文章节选 |
┄┄┄┄┄┄

小编著:
最近在学Julia语言,想测试一下和R的区别,发现前辈的博客,翻译时不禁感慨,这是2018年了,博客是2010年的,8年已过,我才听说Julia。但……不晚!
文章来源: https://www.r-bloggers.com/r-julia-and-genome-wide-selection/
我想起一些琐事的事情,以及一些断裂的代码,在2010年我参加了基因组选择的summer school(http://taurus.ansci.iastate.edu/wiki/pages/E4o0S0C7/Course_materials.html),共有2000个个体,20000个SNP(0,1,2),然后使用MCMC 计算育种值,使用的是R语言。
nmarkers = 2000; # number of markers
startMarker = 1981; # set to 1 to use all
numiter = 2000; # number of iterations
vara = 1.0/20.0;
# input data
data = matrix(scan("trainData.out0"),ncol=nmarkers+2,byrow=TRUE);
nrecords = dim(data)[1];
beg = Sys.time()

┄┄┄┄┄┄

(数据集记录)

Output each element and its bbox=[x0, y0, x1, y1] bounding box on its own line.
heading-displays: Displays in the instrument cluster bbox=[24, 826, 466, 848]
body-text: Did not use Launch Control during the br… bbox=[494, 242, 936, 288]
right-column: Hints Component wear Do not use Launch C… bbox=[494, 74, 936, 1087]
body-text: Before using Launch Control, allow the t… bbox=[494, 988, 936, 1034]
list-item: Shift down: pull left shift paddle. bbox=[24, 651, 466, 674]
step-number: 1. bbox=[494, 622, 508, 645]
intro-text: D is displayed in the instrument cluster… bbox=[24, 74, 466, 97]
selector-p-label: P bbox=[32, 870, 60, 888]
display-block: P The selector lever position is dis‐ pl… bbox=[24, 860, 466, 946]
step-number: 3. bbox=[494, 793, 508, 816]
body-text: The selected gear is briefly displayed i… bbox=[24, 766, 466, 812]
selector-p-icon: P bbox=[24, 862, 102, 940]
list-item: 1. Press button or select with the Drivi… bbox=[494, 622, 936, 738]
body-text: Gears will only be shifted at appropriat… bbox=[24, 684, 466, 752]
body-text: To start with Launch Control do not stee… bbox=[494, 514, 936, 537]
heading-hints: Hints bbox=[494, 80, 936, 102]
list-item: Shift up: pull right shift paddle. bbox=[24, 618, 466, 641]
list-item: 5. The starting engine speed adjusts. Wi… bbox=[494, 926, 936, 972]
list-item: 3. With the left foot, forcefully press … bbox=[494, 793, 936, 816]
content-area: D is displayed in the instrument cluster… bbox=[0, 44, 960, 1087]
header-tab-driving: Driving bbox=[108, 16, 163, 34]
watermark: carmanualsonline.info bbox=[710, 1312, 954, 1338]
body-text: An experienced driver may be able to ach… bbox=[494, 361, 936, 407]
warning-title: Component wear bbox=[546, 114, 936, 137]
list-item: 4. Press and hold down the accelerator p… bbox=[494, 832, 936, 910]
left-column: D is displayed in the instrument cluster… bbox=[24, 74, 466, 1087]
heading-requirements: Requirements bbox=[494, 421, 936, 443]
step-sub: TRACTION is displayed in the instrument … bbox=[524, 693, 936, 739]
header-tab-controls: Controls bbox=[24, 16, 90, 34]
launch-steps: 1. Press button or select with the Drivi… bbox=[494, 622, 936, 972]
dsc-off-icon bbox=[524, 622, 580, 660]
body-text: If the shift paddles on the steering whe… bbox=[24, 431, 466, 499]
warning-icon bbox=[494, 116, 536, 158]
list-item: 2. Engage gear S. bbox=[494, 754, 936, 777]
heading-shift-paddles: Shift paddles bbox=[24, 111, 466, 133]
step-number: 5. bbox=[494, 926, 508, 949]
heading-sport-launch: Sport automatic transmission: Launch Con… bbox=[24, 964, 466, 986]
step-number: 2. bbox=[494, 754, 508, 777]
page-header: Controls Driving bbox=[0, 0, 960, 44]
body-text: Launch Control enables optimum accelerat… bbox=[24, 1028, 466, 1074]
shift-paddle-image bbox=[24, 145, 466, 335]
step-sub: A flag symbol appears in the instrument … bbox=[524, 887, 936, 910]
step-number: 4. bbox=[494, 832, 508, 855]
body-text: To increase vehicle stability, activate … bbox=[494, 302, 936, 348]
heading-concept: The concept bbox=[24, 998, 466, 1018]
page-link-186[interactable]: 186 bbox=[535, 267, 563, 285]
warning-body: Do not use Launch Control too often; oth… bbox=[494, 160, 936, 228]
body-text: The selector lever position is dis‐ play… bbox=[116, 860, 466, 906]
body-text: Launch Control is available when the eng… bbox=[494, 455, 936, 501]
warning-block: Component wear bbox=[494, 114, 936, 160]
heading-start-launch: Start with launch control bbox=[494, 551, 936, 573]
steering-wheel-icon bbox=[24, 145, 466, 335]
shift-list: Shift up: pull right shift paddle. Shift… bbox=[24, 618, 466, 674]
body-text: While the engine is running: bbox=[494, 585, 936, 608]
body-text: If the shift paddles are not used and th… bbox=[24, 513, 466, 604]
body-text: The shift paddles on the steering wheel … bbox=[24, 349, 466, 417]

┄┄┄┄┄┄

待完成任务 |
a: 请根据关于基因组选择的文章节选回答以下问题:
(i) 作者参加基因组选择的 summer school 是在哪一年?
(ii) 当时的数据共有多少个个体?
(iii) 代码中 numiter 被设为多少?
b: 请重新给出关于基因组选择的文章节选中从“文章来源: https://”一直往下到“beg = Sys.time()”的全部内容,一字不改。

各题答案 |
a:
(i) 2010年。
(ii) 2000个。
(iii) 2000。

b:
文章来源: https://www.r-bloggers.com/r-julia-and-genome-wide-selection/
我想起一些琐事的事情,以及一些断裂的代码,在2010年我参加了基因组选择的summer school(http://taurus.ansci.iastate.edu/wiki/pages/E4o0S0C7/Course_materials.html),共有2000个个体,20000个SNP(0,1,2),然后使用MCMC 计算育种值,使用的是R语言。
nmarkers = 2000; # number of markers
startMarker = 1981; # set to 1 to use all
numiter = 2000; # number of iterations
vara = 1.0/20.0;
# input data
data = matrix(scan("trainData.out0"),ncol=nmarkers+2,byrow=TRUE);
nrecords = dim(data)[1];
beg = Sys.time()